• Records for the exercise:
—————

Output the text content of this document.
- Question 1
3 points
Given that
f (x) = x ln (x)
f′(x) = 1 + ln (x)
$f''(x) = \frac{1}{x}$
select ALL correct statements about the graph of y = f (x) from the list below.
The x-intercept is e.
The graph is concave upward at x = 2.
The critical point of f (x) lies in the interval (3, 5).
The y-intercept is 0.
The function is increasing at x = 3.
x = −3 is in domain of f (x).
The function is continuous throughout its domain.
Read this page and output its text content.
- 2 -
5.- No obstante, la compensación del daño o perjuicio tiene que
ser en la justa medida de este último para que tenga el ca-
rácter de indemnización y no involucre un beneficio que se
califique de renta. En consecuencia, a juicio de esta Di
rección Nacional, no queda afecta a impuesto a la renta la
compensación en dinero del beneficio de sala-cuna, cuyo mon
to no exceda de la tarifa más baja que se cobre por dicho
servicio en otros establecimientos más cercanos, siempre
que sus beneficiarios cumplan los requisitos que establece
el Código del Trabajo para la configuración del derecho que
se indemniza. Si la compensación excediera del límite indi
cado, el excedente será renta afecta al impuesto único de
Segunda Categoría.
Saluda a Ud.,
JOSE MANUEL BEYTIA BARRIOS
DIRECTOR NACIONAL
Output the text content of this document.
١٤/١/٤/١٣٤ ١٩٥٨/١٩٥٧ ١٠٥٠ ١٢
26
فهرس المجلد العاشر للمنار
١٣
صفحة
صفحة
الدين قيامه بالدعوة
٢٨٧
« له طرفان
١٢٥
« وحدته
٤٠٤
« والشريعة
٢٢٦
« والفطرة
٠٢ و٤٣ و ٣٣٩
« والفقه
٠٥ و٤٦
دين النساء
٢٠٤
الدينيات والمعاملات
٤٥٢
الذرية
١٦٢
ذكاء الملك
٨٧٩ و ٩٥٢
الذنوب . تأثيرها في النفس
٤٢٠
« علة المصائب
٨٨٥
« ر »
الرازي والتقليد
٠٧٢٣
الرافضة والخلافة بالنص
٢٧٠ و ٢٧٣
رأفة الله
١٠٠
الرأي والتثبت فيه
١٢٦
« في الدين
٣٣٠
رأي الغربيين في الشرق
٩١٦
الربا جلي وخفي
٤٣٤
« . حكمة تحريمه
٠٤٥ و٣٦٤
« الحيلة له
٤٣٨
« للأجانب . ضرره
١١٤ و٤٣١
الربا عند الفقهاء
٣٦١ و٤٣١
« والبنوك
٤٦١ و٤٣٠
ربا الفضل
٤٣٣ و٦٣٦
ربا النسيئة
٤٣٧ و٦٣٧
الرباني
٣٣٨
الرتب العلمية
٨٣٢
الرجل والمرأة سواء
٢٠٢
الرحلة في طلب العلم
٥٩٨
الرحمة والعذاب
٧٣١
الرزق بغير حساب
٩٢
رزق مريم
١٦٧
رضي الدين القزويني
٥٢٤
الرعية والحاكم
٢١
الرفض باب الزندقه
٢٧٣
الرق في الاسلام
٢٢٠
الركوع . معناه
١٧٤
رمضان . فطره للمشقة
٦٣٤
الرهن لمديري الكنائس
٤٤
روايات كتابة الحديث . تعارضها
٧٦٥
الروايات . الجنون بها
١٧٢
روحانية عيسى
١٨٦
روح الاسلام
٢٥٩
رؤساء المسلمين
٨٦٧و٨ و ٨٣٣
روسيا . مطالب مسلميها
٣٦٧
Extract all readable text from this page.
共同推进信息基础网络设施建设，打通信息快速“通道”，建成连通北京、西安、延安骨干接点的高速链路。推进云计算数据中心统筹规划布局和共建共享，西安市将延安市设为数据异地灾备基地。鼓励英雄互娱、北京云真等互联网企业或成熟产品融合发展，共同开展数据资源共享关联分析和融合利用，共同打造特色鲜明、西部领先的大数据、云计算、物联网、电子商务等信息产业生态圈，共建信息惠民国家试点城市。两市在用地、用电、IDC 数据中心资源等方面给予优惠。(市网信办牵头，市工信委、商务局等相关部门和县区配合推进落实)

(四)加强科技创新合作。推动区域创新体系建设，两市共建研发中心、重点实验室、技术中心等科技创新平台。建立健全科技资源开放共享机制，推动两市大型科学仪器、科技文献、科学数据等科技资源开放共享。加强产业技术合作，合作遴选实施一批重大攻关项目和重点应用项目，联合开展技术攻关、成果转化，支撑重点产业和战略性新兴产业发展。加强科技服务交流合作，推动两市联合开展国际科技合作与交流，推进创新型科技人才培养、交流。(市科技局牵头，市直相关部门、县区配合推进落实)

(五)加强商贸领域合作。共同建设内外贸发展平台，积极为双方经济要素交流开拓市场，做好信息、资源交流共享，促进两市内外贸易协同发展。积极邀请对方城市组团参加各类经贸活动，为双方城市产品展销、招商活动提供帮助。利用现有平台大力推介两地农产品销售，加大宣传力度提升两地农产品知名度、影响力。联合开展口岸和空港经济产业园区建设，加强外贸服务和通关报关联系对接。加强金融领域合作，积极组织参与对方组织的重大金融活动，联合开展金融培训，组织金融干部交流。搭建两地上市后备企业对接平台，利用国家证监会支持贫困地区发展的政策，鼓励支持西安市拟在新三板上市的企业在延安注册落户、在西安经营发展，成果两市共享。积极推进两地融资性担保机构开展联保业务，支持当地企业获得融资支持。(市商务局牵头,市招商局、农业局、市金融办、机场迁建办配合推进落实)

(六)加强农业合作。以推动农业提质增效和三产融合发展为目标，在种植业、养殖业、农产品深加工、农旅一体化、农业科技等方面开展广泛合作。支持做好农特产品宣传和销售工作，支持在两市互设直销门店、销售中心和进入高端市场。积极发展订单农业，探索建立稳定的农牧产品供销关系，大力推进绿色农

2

—————

• Exercise directions: Search the data for "from". Copy every line that has it.

• Task output:
select ALL correct statements about the graph of y = f (x) from the list below.
Extract all readable text from this page.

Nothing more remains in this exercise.